─── ENTRIES SUPPLIED

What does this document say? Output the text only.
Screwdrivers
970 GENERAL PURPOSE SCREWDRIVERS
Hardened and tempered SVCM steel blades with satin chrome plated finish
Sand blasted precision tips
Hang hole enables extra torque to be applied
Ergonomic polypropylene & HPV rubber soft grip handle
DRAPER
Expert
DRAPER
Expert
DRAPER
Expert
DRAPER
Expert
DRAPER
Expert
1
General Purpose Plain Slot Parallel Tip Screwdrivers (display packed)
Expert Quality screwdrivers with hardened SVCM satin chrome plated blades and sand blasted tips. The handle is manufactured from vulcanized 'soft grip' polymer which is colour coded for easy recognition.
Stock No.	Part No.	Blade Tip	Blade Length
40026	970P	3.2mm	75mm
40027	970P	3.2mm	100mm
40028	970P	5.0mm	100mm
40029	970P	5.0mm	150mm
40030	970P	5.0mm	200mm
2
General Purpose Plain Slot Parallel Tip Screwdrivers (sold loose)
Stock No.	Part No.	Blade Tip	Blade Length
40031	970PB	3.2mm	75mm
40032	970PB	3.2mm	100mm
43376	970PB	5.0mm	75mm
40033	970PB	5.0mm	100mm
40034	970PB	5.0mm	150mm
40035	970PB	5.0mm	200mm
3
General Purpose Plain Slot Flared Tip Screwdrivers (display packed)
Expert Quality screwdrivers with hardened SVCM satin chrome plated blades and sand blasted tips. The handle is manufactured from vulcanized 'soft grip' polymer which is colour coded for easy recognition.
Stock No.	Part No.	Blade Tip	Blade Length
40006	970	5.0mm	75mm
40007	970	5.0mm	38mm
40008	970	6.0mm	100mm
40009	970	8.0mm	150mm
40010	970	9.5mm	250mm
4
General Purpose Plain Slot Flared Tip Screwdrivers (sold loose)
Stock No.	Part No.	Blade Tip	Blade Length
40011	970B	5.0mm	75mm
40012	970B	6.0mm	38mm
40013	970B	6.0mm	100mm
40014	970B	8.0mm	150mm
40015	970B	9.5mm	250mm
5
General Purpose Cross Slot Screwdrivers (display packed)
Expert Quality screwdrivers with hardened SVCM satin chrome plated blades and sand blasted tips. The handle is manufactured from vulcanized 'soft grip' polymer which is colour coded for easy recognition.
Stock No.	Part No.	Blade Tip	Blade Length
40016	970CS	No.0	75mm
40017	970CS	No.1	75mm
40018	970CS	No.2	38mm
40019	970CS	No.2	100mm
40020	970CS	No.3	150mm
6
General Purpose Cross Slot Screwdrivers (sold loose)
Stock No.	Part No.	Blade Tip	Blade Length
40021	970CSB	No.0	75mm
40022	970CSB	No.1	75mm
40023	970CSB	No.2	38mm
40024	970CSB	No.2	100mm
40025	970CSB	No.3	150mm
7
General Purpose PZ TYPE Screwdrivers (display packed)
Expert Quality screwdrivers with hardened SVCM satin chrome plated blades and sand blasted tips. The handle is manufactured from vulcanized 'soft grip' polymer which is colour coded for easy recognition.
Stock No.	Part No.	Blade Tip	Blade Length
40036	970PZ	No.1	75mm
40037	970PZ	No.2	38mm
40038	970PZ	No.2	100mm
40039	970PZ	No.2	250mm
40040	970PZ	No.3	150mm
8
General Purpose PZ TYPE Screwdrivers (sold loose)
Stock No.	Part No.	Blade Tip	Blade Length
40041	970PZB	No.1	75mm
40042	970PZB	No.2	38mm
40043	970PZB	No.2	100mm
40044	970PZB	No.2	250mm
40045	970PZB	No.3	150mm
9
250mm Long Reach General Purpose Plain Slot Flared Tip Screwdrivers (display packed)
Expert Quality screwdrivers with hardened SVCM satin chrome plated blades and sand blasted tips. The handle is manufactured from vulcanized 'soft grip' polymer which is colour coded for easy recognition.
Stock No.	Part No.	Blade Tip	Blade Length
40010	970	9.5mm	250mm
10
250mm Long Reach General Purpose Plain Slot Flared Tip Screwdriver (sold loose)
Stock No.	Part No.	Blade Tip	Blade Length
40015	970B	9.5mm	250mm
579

──────

◆ **TASK REQUIREMENTS**
Read through the entries and copy every line that includes "Flared".

◆ **ANSWER TO THE EXERCISE**
General Purpose Plain Slot Flared Tip Screwdrivers (display packed)
General Purpose Plain Slot Flared Tip Screwdrivers (sold loose)
250mm Long Reach General Purpose Plain Slot Flared Tip Screwdrivers (display packed)
250mm Long Reach General Purpose Plain Slot Flared Tip Screwdriver (sold loose)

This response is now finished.